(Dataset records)
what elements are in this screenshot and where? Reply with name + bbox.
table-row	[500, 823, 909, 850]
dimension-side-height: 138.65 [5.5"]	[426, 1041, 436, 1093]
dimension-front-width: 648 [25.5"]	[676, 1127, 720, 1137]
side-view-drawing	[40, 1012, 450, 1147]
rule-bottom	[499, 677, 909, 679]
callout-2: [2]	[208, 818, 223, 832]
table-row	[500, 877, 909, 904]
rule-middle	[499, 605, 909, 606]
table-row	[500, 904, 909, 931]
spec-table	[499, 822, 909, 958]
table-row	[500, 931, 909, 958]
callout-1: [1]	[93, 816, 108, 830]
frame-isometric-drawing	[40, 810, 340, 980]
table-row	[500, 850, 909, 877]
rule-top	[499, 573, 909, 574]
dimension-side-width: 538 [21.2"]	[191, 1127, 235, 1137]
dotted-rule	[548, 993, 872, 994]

▸ EXERCISE AIM: Rewrite the rows above, swapping "table-row" for "spec-row" everywhere it appears and leaving everything else untouched.

▸ THE REPLY:
what elements are in this screenshot and where? Reply with name + bbox.
spec-row	[500, 823, 909, 850]
dimension-side-height: 138.65 [5.5"]	[426, 1041, 436, 1093]
dimension-front-width: 648 [25.5"]	[676, 1127, 720, 1137]
side-view-drawing	[40, 1012, 450, 1147]
rule-bottom	[499, 677, 909, 679]
callout-2: [2]	[208, 818, 223, 832]
spec-row	[500, 877, 909, 904]
rule-middle	[499, 605, 909, 606]
spec-row	[500, 904, 909, 931]
spec-table	[499, 822, 909, 958]
spec-row	[500, 931, 909, 958]
callout-1: [1]	[93, 816, 108, 830]
frame-isometric-drawing	[40, 810, 340, 980]
spec-row	[500, 850, 909, 877]
rule-top	[499, 573, 909, 574]
dimension-side-width: 538 [21.2"]	[191, 1127, 235, 1137]
dotted-rule	[548, 993, 872, 994]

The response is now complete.